## Problem to solve
Go through the listing and copy every line word for word.

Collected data
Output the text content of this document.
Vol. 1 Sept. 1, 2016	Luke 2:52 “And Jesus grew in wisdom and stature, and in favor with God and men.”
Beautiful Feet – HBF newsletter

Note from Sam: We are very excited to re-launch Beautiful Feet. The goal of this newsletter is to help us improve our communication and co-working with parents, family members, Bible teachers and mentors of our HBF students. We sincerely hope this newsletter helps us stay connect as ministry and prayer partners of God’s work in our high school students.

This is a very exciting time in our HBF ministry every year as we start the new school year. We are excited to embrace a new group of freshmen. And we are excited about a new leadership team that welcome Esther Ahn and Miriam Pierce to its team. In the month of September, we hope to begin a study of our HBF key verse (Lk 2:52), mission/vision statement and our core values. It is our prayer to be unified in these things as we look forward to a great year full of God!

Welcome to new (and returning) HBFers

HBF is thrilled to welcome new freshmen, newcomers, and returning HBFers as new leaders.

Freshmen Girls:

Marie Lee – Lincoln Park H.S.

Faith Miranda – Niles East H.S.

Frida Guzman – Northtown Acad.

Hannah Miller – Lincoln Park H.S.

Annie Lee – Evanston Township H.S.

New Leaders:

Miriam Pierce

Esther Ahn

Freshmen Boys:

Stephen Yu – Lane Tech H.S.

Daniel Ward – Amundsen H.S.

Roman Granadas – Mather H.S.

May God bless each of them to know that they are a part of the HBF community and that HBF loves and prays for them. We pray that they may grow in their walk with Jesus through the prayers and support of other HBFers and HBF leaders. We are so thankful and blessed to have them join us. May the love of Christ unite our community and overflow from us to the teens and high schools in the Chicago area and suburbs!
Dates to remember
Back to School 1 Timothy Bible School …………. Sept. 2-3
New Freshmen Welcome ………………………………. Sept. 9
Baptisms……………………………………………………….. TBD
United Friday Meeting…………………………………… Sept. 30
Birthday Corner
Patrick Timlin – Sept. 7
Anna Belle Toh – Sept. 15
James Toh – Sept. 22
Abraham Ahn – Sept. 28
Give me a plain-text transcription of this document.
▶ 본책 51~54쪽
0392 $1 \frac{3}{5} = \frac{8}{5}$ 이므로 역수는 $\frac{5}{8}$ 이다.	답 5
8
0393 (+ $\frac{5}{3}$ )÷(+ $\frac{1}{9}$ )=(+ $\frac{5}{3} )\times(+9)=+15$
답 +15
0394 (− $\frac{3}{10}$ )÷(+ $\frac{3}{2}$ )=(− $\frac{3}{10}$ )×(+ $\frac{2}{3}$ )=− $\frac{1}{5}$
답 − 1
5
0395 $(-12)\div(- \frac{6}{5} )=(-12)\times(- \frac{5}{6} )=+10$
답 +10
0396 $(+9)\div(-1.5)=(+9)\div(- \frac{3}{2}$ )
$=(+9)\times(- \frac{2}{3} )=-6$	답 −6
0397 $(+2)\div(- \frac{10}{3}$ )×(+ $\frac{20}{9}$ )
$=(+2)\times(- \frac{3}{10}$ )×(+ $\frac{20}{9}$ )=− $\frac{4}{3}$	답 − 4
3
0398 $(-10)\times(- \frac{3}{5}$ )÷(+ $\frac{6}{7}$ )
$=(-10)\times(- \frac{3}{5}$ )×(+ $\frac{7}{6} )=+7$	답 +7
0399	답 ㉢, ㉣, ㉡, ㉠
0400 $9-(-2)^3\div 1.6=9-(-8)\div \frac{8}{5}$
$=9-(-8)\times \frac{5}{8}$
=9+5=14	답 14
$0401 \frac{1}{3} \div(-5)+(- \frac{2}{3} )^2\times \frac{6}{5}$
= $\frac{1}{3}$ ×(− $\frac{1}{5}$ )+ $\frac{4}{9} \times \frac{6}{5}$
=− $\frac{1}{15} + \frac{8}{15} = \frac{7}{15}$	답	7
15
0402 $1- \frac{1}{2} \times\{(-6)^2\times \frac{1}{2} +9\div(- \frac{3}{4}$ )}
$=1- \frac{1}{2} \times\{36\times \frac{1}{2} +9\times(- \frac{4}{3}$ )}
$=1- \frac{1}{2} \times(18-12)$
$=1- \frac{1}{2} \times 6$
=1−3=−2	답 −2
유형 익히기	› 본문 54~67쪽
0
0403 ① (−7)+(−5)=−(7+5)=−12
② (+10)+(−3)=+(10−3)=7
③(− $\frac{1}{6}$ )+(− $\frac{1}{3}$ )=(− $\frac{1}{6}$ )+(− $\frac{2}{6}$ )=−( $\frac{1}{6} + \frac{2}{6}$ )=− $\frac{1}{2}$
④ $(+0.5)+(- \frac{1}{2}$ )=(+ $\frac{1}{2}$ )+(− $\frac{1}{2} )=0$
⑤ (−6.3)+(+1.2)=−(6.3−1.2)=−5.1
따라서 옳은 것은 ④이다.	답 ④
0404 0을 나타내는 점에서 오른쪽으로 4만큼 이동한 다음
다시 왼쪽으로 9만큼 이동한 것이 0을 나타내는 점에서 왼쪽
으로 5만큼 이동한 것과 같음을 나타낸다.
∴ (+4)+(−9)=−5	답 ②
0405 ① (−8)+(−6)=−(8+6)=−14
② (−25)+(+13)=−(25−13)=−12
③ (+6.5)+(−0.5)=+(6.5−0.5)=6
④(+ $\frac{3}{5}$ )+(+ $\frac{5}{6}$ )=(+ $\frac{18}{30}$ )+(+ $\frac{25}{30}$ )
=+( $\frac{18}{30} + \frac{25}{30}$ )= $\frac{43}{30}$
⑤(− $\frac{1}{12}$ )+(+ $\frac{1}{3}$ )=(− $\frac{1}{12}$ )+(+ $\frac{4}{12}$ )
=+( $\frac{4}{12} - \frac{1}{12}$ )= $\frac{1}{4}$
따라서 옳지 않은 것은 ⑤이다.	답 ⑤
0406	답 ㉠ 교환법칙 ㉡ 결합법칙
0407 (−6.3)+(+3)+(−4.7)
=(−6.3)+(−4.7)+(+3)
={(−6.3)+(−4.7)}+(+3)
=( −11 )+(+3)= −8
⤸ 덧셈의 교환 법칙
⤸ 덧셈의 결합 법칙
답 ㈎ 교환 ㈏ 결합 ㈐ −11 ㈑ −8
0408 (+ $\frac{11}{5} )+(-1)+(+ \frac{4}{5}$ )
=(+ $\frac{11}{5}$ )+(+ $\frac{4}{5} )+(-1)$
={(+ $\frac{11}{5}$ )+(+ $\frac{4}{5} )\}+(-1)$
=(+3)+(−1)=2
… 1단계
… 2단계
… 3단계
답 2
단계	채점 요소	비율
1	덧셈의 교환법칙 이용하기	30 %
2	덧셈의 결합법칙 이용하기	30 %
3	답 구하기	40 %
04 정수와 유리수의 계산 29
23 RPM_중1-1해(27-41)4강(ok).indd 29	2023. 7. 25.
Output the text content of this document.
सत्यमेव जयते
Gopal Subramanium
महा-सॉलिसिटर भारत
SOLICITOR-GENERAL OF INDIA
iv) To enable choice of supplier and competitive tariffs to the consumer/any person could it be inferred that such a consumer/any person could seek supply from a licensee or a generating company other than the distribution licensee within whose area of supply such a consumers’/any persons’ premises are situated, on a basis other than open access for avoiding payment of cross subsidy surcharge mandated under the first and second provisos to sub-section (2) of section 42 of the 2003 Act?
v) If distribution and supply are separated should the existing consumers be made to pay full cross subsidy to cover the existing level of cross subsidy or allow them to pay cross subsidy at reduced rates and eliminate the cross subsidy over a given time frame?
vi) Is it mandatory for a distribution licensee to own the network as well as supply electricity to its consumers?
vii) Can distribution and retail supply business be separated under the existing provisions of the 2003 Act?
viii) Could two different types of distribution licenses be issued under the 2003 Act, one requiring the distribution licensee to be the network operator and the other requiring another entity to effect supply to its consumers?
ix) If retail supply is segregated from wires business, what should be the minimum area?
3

## Written solution
Output the text content of this document.
Vol. 1 Sept. 1, 2016	Luke 2:52 “And Jesus grew in wisdom and stature, and in favor with God and men.”
Beautiful Feet – HBF newsletter

Note from Sam: We are very excited to re-launch Beautiful Feet. The goal of this newsletter is to help us improve our communication and co-working with parents, family members, Bible teachers and mentors of our HBF students. We sincerely hope this newsletter helps us stay connect as ministry and prayer partners of God’s work in our high school students.

This is a very exciting time in our HBF ministry every year as we start the new school year. We are excited to embrace a new group of freshmen. And we are excited about a new leadership team that welcome Esther Ahn and Miriam Pierce to its team. In the month of September, we hope to begin a study of our HBF key verse (Lk 2:52), mission/vision statement and our core values. It is our prayer to be unified in these things as we look forward to a great year full of God!

Welcome to new (and returning) HBFers

HBF is thrilled to welcome new freshmen, newcomers, and returning HBFers as new leaders.

Freshmen Girls:

Marie Lee – Lincoln Park H.S.

Faith Miranda – Niles East H.S.

Frida Guzman – Northtown Acad.

Hannah Miller – Lincoln Park H.S.

Annie Lee – Evanston Township H.S.

New Leaders:

Miriam Pierce

Esther Ahn

Freshmen Boys:

Stephen Yu – Lane Tech H.S.

Daniel Ward – Amundsen H.S.

Roman Granadas – Mather H.S.

May God bless each of them to know that they are a part of the HBF community and that HBF loves and prays for them. We pray that they may grow in their walk with Jesus through the prayers and support of other HBFers and HBF leaders. We are so thankful and blessed to have them join us. May the love of Christ unite our community and overflow from us to the teens and high schools in the Chicago area and suburbs!
Dates to remember
Back to School 1 Timothy Bible School …………. Sept. 2-3
New Freshmen Welcome ………………………………. Sept. 9
Baptisms……………………………………………………….. TBD
United Friday Meeting…………………………………… Sept. 30
Birthday Corner
Patrick Timlin – Sept. 7
Anna Belle Toh – Sept. 15
James Toh – Sept. 22
Abraham Ahn – Sept. 28
Give me a plain-text transcription of this document.
▶ 본책 51~54쪽
0392 $1 \frac{3}{5} = \frac{8}{5}$ 이므로 역수는 $\frac{5}{8}$ 이다.	답 5
8
0393 (+ $\frac{5}{3}$ )÷(+ $\frac{1}{9}$ )=(+ $\frac{5}{3} )\times(+9)=+15$
답 +15
0394 (− $\frac{3}{10}$ )÷(+ $\frac{3}{2}$ )=(− $\frac{3}{10}$ )×(+ $\frac{2}{3}$ )=− $\frac{1}{5}$
답 − 1
5
0395 $(-12)\div(- \frac{6}{5} )=(-12)\times(- \frac{5}{6} )=+10$
답 +10
0396 $(+9)\div(-1.5)=(+9)\div(- \frac{3}{2}$ )
$=(+9)\times(- \frac{2}{3} )=-6$	답 −6
0397 $(+2)\div(- \frac{10}{3}$ )×(+ $\frac{20}{9}$ )
$=(+2)\times(- \frac{3}{10}$ )×(+ $\frac{20}{9}$ )=− $\frac{4}{3}$	답 − 4
3
0398 $(-10)\times(- \frac{3}{5}$ )÷(+ $\frac{6}{7}$ )
$=(-10)\times(- \frac{3}{5}$ )×(+ $\frac{7}{6} )=+7$	답 +7
0399	답 ㉢, ㉣, ㉡, ㉠
0400 $9-(-2)^3\div 1.6=9-(-8)\div \frac{8}{5}$
$=9-(-8)\times \frac{5}{8}$
=9+5=14	답 14
$0401 \frac{1}{3} \div(-5)+(- \frac{2}{3} )^2\times \frac{6}{5}$
= $\frac{1}{3}$ ×(− $\frac{1}{5}$ )+ $\frac{4}{9} \times \frac{6}{5}$
=− $\frac{1}{15} + \frac{8}{15} = \frac{7}{15}$	답	7
15
0402 $1- \frac{1}{2} \times\{(-6)^2\times \frac{1}{2} +9\div(- \frac{3}{4}$ )}
$=1- \frac{1}{2} \times\{36\times \frac{1}{2} +9\times(- \frac{4}{3}$ )}
$=1- \frac{1}{2} \times(18-12)$
$=1- \frac{1}{2} \times 6$
=1−3=−2	답 −2
유형 익히기	› 본문 54~67쪽
0
0403 ① (−7)+(−5)=−(7+5)=−12
② (+10)+(−3)=+(10−3)=7
③(− $\frac{1}{6}$ )+(− $\frac{1}{3}$ )=(− $\frac{1}{6}$ )+(− $\frac{2}{6}$ )=−( $\frac{1}{6} + \frac{2}{6}$ )=− $\frac{1}{2}$
④ $(+0.5)+(- \frac{1}{2}$ )=(+ $\frac{1}{2}$ )+(− $\frac{1}{2} )=0$
⑤ (−6.3)+(+1.2)=−(6.3−1.2)=−5.1
따라서 옳은 것은 ④이다.	답 ④
0404 0을 나타내는 점에서 오른쪽으로 4만큼 이동한 다음
다시 왼쪽으로 9만큼 이동한 것이 0을 나타내는 점에서 왼쪽
으로 5만큼 이동한 것과 같음을 나타낸다.
∴ (+4)+(−9)=−5	답 ②
0405 ① (−8)+(−6)=−(8+6)=−14
② (−25)+(+13)=−(25−13)=−12
③ (+6.5)+(−0.5)=+(6.5−0.5)=6
④(+ $\frac{3}{5}$ )+(+ $\frac{5}{6}$ )=(+ $\frac{18}{30}$ )+(+ $\frac{25}{30}$ )
=+( $\frac{18}{30} + \frac{25}{30}$ )= $\frac{43}{30}$
⑤(− $\frac{1}{12}$ )+(+ $\frac{1}{3}$ )=(− $\frac{1}{12}$ )+(+ $\frac{4}{12}$ )
=+( $\frac{4}{12} - \frac{1}{12}$ )= $\frac{1}{4}$
따라서 옳지 않은 것은 ⑤이다.	답 ⑤
0406	답 ㉠ 교환법칙 ㉡ 결합법칙
0407 (−6.3)+(+3)+(−4.7)
=(−6.3)+(−4.7)+(+3)
={(−6.3)+(−4.7)}+(+3)
=( −11 )+(+3)= −8
⤸ 덧셈의 교환 법칙
⤸ 덧셈의 결합 법칙
답 ㈎ 교환 ㈏ 결합 ㈐ −11 ㈑ −8
0408 (+ $\frac{11}{5} )+(-1)+(+ \frac{4}{5}$ )
=(+ $\frac{11}{5}$ )+(+ $\frac{4}{5} )+(-1)$
={(+ $\frac{11}{5}$ )+(+ $\frac{4}{5} )\}+(-1)$
=(+3)+(−1)=2
… 1단계
… 2단계
… 3단계
답 2
단계	채점 요소	비율
1	덧셈의 교환법칙 이용하기	30 %
2	덧셈의 결합법칙 이용하기	30 %
3	답 구하기	40 %
04 정수와 유리수의 계산 29
23 RPM_중1-1해(27-41)4강(ok).indd 29	2023. 7. 25.
Output the text content of this document.
सत्यमेव जयते
Gopal Subramanium
महा-सॉलिसिटर भारत
SOLICITOR-GENERAL OF INDIA
iv) To enable choice of supplier and competitive tariffs to the consumer/any person could it be inferred that such a consumer/any person could seek supply from a licensee or a generating company other than the distribution licensee within whose area of supply such a consumers’/any persons’ premises are situated, on a basis other than open access for avoiding payment of cross subsidy surcharge mandated under the first and second provisos to sub-section (2) of section 42 of the 2003 Act?
v) If distribution and supply are separated should the existing consumers be made to pay full cross subsidy to cover the existing level of cross subsidy or allow them to pay cross subsidy at reduced rates and eliminate the cross subsidy over a given time frame?
vi) Is it mandatory for a distribution licensee to own the network as well as supply electricity to its consumers?
vii) Can distribution and retail supply business be separated under the existing provisions of the 2003 Act?
viii) Could two different types of distribution licenses be issued under the 2003 Act, one requiring the distribution licensee to be the network operator and the other requiring another entity to effect supply to its consumers?
ix) If retail supply is segregated from wires business, what should be the minimum area?
3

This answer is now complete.